Give the material once more, word for word, without any images.

* start LISTED ENTRIES *

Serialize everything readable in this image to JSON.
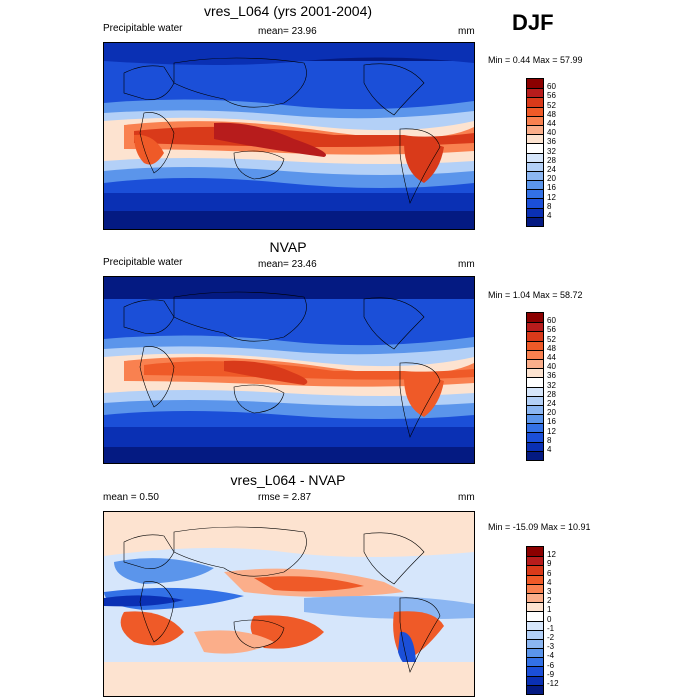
{
  "season": "DJF",
  "panels": [
    {
      "title": "vres_L064 (yrs 2001-2004)",
      "left_label": "Precipitable water",
      "center_label": "mean=  23.96",
      "units": "mm",
      "minmax": "Min =   0.44 Max =  57.99",
      "colorbar_labels": [
        "60",
        "56",
        "52",
        "48",
        "44",
        "40",
        "36",
        "32",
        "28",
        "24",
        "20",
        "16",
        "12",
        "8",
        "4"
      ],
      "colors": [
        "#8b0000",
        "#b71c1c",
        "#d93a1a",
        "#ef5a28",
        "#f98150",
        "#fbae8a",
        "#fde3d0",
        "#ffffff",
        "#d6e6fb",
        "#b3d0f7",
        "#8bb6f2",
        "#5b95eb",
        "#3371e6",
        "#1b4fd8",
        "#0a30b4",
        "#041a82"
      ]
    },
    {
      "title": "NVAP",
      "left_label": "Precipitable water",
      "center_label": "mean=  23.46",
      "units": "mm",
      "minmax": "Min =   1.04 Max =  58.72",
      "colorbar_labels": [
        "60",
        "56",
        "52",
        "48",
        "44",
        "40",
        "36",
        "32",
        "28",
        "24",
        "20",
        "16",
        "12",
        "8",
        "4"
      ],
      "colors": [
        "#8b0000",
        "#b71c1c",
        "#d93a1a",
        "#ef5a28",
        "#f98150",
        "#fbae8a",
        "#fde3d0",
        "#ffffff",
        "#d6e6fb",
        "#b3d0f7",
        "#8bb6f2",
        "#5b95eb",
        "#3371e6",
        "#1b4fd8",
        "#0a30b4",
        "#041a82"
      ]
    },
    {
      "title": "vres_L064 - NVAP",
      "left_label": "mean =   0.50",
      "center_label": "rmse =   2.87",
      "units": "mm",
      "minmax": "Min = -15.09 Max =  10.91",
      "colorbar_labels": [
        "12",
        "9",
        "6",
        "4",
        "3",
        "2",
        "1",
        "0",
        "-1",
        "-2",
        "-3",
        "-4",
        "-6",
        "-9",
        "-12"
      ],
      "colors": [
        "#8b0000",
        "#b71c1c",
        "#d93a1a",
        "#ef5a28",
        "#f98150",
        "#fbae8a",
        "#fde3d0",
        "#ffffff",
        "#d6e6fb",
        "#b3d0f7",
        "#8bb6f2",
        "#5b95eb",
        "#3371e6",
        "#1b4fd8",
        "#0a30b4",
        "#041a82"
      ]
    }
  ],
  "chart_data": [
    {
      "type": "heatmap",
      "title": "vres_L064 (yrs 2001-2004)",
      "variable": "Precipitable water",
      "units": "mm",
      "mean": 23.96,
      "min": 0.44,
      "max": 57.99,
      "contour_levels": [
        4,
        8,
        12,
        16,
        20,
        24,
        28,
        32,
        36,
        40,
        44,
        48,
        52,
        56,
        60
      ],
      "season": "DJF"
    },
    {
      "type": "heatmap",
      "title": "NVAP",
      "variable": "Precipitable water",
      "units": "mm",
      "mean": 23.46,
      "min": 1.04,
      "max": 58.72,
      "contour_levels": [
        4,
        8,
        12,
        16,
        20,
        24,
        28,
        32,
        36,
        40,
        44,
        48,
        52,
        56,
        60
      ],
      "season": "DJF"
    },
    {
      "type": "heatmap",
      "title": "vres_L064 - NVAP",
      "units": "mm",
      "mean": 0.5,
      "rmse": 2.87,
      "min": -15.09,
      "max": 10.91,
      "contour_levels": [
        -12,
        -9,
        -6,
        -4,
        -3,
        -2,
        -1,
        0,
        1,
        2,
        3,
        4,
        6,
        9,
        12
      ],
      "season": "DJF"
    }
  ]
}
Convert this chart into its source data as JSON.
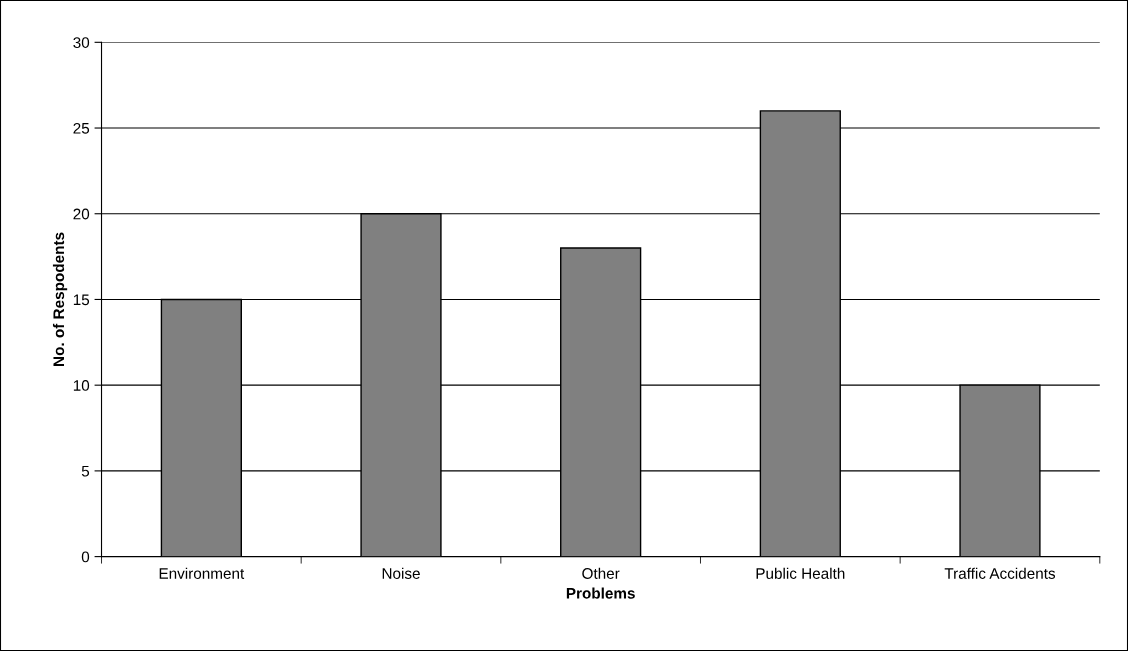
{
  "chart_data": {
    "type": "bar",
    "xlabel": "Problems",
    "ylabel": "No. of Respodents",
    "categories": [
      "Environment",
      "Noise",
      "Other",
      "Public Health",
      "Traffic Accidents"
    ],
    "values": [
      15,
      20,
      18,
      26,
      10
    ],
    "color": "#808080",
    "ylim": [
      0,
      30
    ],
    "yticks": [
      0,
      5,
      10,
      15,
      20,
      25,
      30
    ],
    "grid": "y",
    "legend": false
  }
}
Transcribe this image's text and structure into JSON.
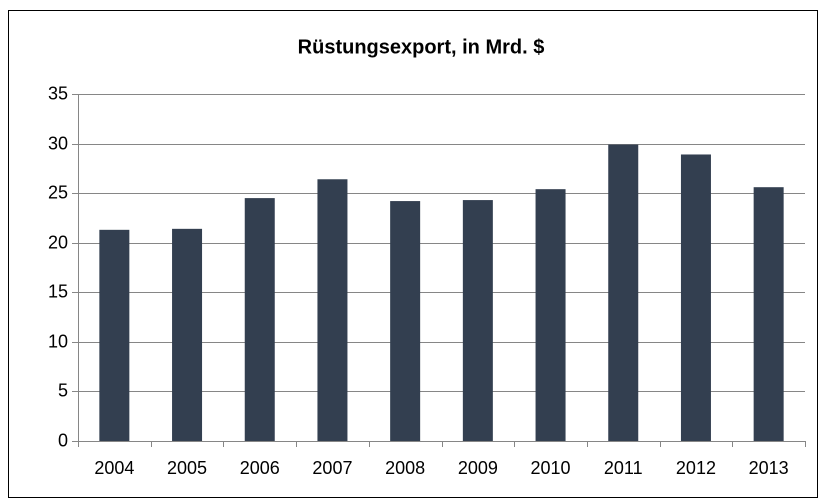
{
  "chart_data": {
    "type": "bar",
    "title": "Rüstungsexport, in Mrd. $",
    "categories": [
      "2004",
      "2005",
      "2006",
      "2007",
      "2008",
      "2009",
      "2010",
      "2011",
      "2012",
      "2013"
    ],
    "values": [
      21.3,
      21.4,
      24.5,
      26.4,
      24.2,
      24.3,
      25.4,
      29.9,
      28.9,
      25.6
    ],
    "color": "#333f50",
    "ylim": [
      0,
      35
    ],
    "yticks": [
      0,
      5,
      10,
      15,
      20,
      25,
      30,
      35
    ],
    "grid": true
  }
}
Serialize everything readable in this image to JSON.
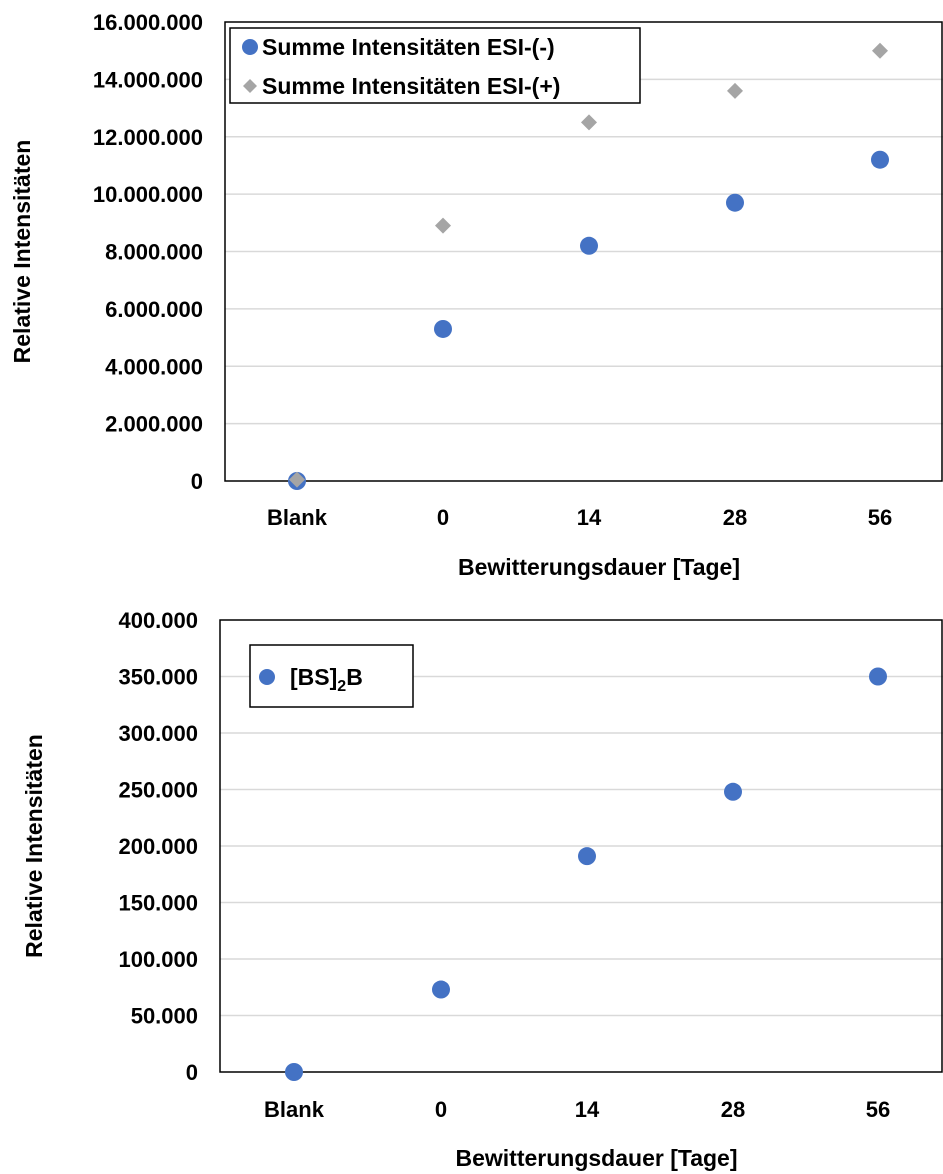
{
  "colors": {
    "series_negative": "#4472C4",
    "series_positive": "#A5A5A5",
    "grid": "#D9D9D9",
    "axis": "#000000"
  },
  "chart_data": [
    {
      "type": "scatter",
      "categories": [
        "Blank",
        "0",
        "14",
        "28",
        "56"
      ],
      "xlabel": "Bewitterungsdauer  [Tage]",
      "ylabel": "Relative Intensitäten",
      "ylim": [
        0,
        16000000
      ],
      "yticks": [
        0,
        2000000,
        4000000,
        6000000,
        8000000,
        10000000,
        12000000,
        14000000,
        16000000
      ],
      "ytick_labels": [
        "0",
        "2.000.000",
        "4.000.000",
        "6.000.000",
        "8.000.000",
        "10.000.000",
        "12.000.000",
        "14.000.000",
        "16.000.000"
      ],
      "grid": true,
      "legend_position": "top-left",
      "series": [
        {
          "name": "Summe Intensitäten ESI-(-)",
          "marker": "circle",
          "color": "#4472C4",
          "values": [
            0,
            5300000,
            8200000,
            9700000,
            11200000
          ]
        },
        {
          "name": "Summe Intensitäten ESI-(+)",
          "marker": "diamond",
          "color": "#A5A5A5",
          "values": [
            50000,
            8900000,
            12500000,
            13600000,
            15000000
          ]
        }
      ]
    },
    {
      "type": "scatter",
      "categories": [
        "Blank",
        "0",
        "14",
        "28",
        "56"
      ],
      "xlabel": "Bewitterungsdauer  [Tage]",
      "ylabel": "Relative Intensitäten",
      "ylim": [
        0,
        400000
      ],
      "yticks": [
        0,
        50000,
        100000,
        150000,
        200000,
        250000,
        300000,
        350000,
        400000
      ],
      "ytick_labels": [
        "0",
        "50.000",
        "100.000",
        "150.000",
        "200.000",
        "250.000",
        "300.000",
        "350.000",
        "400.000"
      ],
      "grid": true,
      "legend_position": "top-left",
      "series": [
        {
          "name": "[BS]2B",
          "name_main": "[BS]",
          "name_sub": "2",
          "name_tail": "B",
          "marker": "circle",
          "color": "#4472C4",
          "values": [
            0,
            73000,
            191000,
            248000,
            350000
          ]
        }
      ]
    }
  ]
}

* end LISTED ENTRIES *

TASK SOLUTION:
Serialize everything readable in this image to JSON.
{
  "season": "DJF",
  "panels": [
    {
      "title": "vres_L064 (yrs 2001-2004)",
      "left_label": "Precipitable water",
      "center_label": "mean=  23.96",
      "units": "mm",
      "minmax": "Min =   0.44 Max =  57.99",
      "colorbar_labels": [
        "60",
        "56",
        "52",
        "48",
        "44",
        "40",
        "36",
        "32",
        "28",
        "24",
        "20",
        "16",
        "12",
        "8",
        "4"
      ],
      "colors": [
        "#8b0000",
        "#b71c1c",
        "#d93a1a",
        "#ef5a28",
        "#f98150",
        "#fbae8a",
        "#fde3d0",
        "#ffffff",
        "#d6e6fb",
        "#b3d0f7",
        "#8bb6f2",
        "#5b95eb",
        "#3371e6",
        "#1b4fd8",
        "#0a30b4",
        "#041a82"
      ]
    },
    {
      "title": "NVAP",
      "left_label": "Precipitable water",
      "center_label": "mean=  23.46",
      "units": "mm",
      "minmax": "Min =   1.04 Max =  58.72",
      "colorbar_labels": [
        "60",
        "56",
        "52",
        "48",
        "44",
        "40",
        "36",
        "32",
        "28",
        "24",
        "20",
        "16",
        "12",
        "8",
        "4"
      ],
      "colors": [
        "#8b0000",
        "#b71c1c",
        "#d93a1a",
        "#ef5a28",
        "#f98150",
        "#fbae8a",
        "#fde3d0",
        "#ffffff",
        "#d6e6fb",
        "#b3d0f7",
        "#8bb6f2",
        "#5b95eb",
        "#3371e6",
        "#1b4fd8",
        "#0a30b4",
        "#041a82"
      ]
    },
    {
      "title": "vres_L064 - NVAP",
      "left_label": "mean =   0.50",
      "center_label": "rmse =   2.87",
      "units": "mm",
      "minmax": "Min = -15.09 Max =  10.91",
      "colorbar_labels": [
        "12",
        "9",
        "6",
        "4",
        "3",
        "2",
        "1",
        "0",
        "-1",
        "-2",
        "-3",
        "-4",
        "-6",
        "-9",
        "-12"
      ],
      "colors": [
        "#8b0000",
        "#b71c1c",
        "#d93a1a",
        "#ef5a28",
        "#f98150",
        "#fbae8a",
        "#fde3d0",
        "#ffffff",
        "#d6e6fb",
        "#b3d0f7",
        "#8bb6f2",
        "#5b95eb",
        "#3371e6",
        "#1b4fd8",
        "#0a30b4",
        "#041a82"
      ]
    }
  ],
  "chart_data": [
    {
      "type": "heatmap",
      "title": "vres_L064 (yrs 2001-2004)",
      "variable": "Precipitable water",
      "units": "mm",
      "mean": 23.96,
      "min": 0.44,
      "max": 57.99,
      "contour_levels": [
        4,
        8,
        12,
        16,
        20,
        24,
        28,
        32,
        36,
        40,
        44,
        48,
        52,
        56,
        60
      ],
      "season": "DJF"
    },
    {
      "type": "heatmap",
      "title": "NVAP",
      "variable": "Precipitable water",
      "units": "mm",
      "mean": 23.46,
      "min": 1.04,
      "max": 58.72,
      "contour_levels": [
        4,
        8,
        12,
        16,
        20,
        24,
        28,
        32,
        36,
        40,
        44,
        48,
        52,
        56,
        60
      ],
      "season": "DJF"
    },
    {
      "type": "heatmap",
      "title": "vres_L064 - NVAP",
      "units": "mm",
      "mean": 0.5,
      "rmse": 2.87,
      "min": -15.09,
      "max": 10.91,
      "contour_levels": [
        -12,
        -9,
        -6,
        -4,
        -3,
        -2,
        -1,
        0,
        1,
        2,
        3,
        4,
        6,
        9,
        12
      ],
      "season": "DJF"
    }
  ]
}
Convert this chart into its source data as JSON.
{
  "chart_data": {
    "type": "bar",
    "xlabel": "Problems",
    "ylabel": "No. of Respodents",
    "categories": [
      "Environment",
      "Noise",
      "Other",
      "Public Health",
      "Traffic Accidents"
    ],
    "values": [
      15,
      20,
      18,
      26,
      10
    ],
    "color": "#808080",
    "ylim": [
      0,
      30
    ],
    "yticks": [
      0,
      5,
      10,
      15,
      20,
      25,
      30
    ],
    "grid": "y",
    "legend": false
  }
}
Transcribe this image's text and structure into JSON.
{
  "chart_data": {
    "type": "bar",
    "title": "Rüstungsexport, in Mrd. $",
    "categories": [
      "2004",
      "2005",
      "2006",
      "2007",
      "2008",
      "2009",
      "2010",
      "2011",
      "2012",
      "2013"
    ],
    "values": [
      21.3,
      21.4,
      24.5,
      26.4,
      24.2,
      24.3,
      25.4,
      29.9,
      28.9,
      25.6
    ],
    "color": "#333f50",
    "ylim": [
      0,
      35
    ],
    "yticks": [
      0,
      5,
      10,
      15,
      20,
      25,
      30,
      35
    ],
    "grid": true
  }
}
Serialize everything readable in this image to JSON.
{
  "colors": {
    "series_negative": "#4472C4",
    "series_positive": "#A5A5A5",
    "grid": "#D9D9D9",
    "axis": "#000000"
  },
  "chart_data": [
    {
      "type": "scatter",
      "categories": [
        "Blank",
        "0",
        "14",
        "28",
        "56"
      ],
      "xlabel": "Bewitterungsdauer  [Tage]",
      "ylabel": "Relative Intensitäten",
      "ylim": [
        0,
        16000000
      ],
      "yticks": [
        0,
        2000000,
        4000000,
        6000000,
        8000000,
        10000000,
        12000000,
        14000000,
        16000000
      ],
      "ytick_labels": [
        "0",
        "2.000.000",
        "4.000.000",
        "6.000.000",
        "8.000.000",
        "10.000.000",
        "12.000.000",
        "14.000.000",
        "16.000.000"
      ],
      "grid": true,
      "legend_position": "top-left",
      "series": [
        {
          "name": "Summe Intensitäten ESI-(-)",
          "marker": "circle",
          "color": "#4472C4",
          "values": [
            0,
            5300000,
            8200000,
            9700000,
            11200000
          ]
        },
        {
          "name": "Summe Intensitäten ESI-(+)",
          "marker": "diamond",
          "color": "#A5A5A5",
          "values": [
            50000,
            8900000,
            12500000,
            13600000,
            15000000
          ]
        }
      ]
    },
    {
      "type": "scatter",
      "categories": [
        "Blank",
        "0",
        "14",
        "28",
        "56"
      ],
      "xlabel": "Bewitterungsdauer  [Tage]",
      "ylabel": "Relative Intensitäten",
      "ylim": [
        0,
        400000
      ],
      "yticks": [
        0,
        50000,
        100000,
        150000,
        200000,
        250000,
        300000,
        350000,
        400000
      ],
      "ytick_labels": [
        "0",
        "50.000",
        "100.000",
        "150.000",
        "200.000",
        "250.000",
        "300.000",
        "350.000",
        "400.000"
      ],
      "grid": true,
      "legend_position": "top-left",
      "series": [
        {
          "name": "[BS]2B",
          "name_main": "[BS]",
          "name_sub": "2",
          "name_tail": "B",
          "marker": "circle",
          "color": "#4472C4",
          "values": [
            0,
            73000,
            191000,
            248000,
            350000
          ]
        }
      ]
    }
  ]
}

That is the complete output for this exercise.